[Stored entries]
────────────────────────────────────────

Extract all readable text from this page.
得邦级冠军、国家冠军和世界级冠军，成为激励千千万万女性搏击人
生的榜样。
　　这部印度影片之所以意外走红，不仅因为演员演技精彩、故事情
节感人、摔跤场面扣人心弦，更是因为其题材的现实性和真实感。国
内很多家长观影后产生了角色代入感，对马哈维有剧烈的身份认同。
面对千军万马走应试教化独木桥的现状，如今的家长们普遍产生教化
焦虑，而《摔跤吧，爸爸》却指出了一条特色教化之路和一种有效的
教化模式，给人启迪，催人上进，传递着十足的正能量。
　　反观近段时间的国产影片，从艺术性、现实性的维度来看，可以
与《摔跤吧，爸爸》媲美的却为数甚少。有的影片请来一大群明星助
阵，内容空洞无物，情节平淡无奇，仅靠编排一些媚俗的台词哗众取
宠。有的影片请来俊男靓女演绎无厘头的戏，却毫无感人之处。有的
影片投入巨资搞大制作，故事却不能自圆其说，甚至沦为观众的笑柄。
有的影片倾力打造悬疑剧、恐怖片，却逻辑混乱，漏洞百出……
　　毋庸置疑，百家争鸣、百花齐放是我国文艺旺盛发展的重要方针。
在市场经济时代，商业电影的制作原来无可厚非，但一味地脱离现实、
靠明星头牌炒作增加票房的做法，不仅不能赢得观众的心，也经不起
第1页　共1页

────────────────────────────────────────

▶ _What you have to do_: Copy out the whole listing exactly; please set it all down.

▶ _Exercise result_:
Extract all readable text from this page.
得邦级冠军、国家冠军和世界级冠军，成为激励千千万万女性搏击人
生的榜样。
　　这部印度影片之所以意外走红，不仅因为演员演技精彩、故事情
节感人、摔跤场面扣人心弦，更是因为其题材的现实性和真实感。国
内很多家长观影后产生了角色代入感，对马哈维有剧烈的身份认同。
面对千军万马走应试教化独木桥的现状，如今的家长们普遍产生教化
焦虑，而《摔跤吧，爸爸》却指出了一条特色教化之路和一种有效的
教化模式，给人启迪，催人上进，传递着十足的正能量。
　　反观近段时间的国产影片，从艺术性、现实性的维度来看，可以
与《摔跤吧，爸爸》媲美的却为数甚少。有的影片请来一大群明星助
阵，内容空洞无物，情节平淡无奇，仅靠编排一些媚俗的台词哗众取
宠。有的影片请来俊男靓女演绎无厘头的戏，却毫无感人之处。有的
影片投入巨资搞大制作，故事却不能自圆其说，甚至沦为观众的笑柄。
有的影片倾力打造悬疑剧、恐怖片，却逻辑混乱，漏洞百出……
　　毋庸置疑，百家争鸣、百花齐放是我国文艺旺盛发展的重要方针。
在市场经济时代，商业电影的制作原来无可厚非，但一味地脱离现实、
靠明星头牌炒作增加票房的做法，不仅不能赢得观众的心，也经不起
第1页　共1页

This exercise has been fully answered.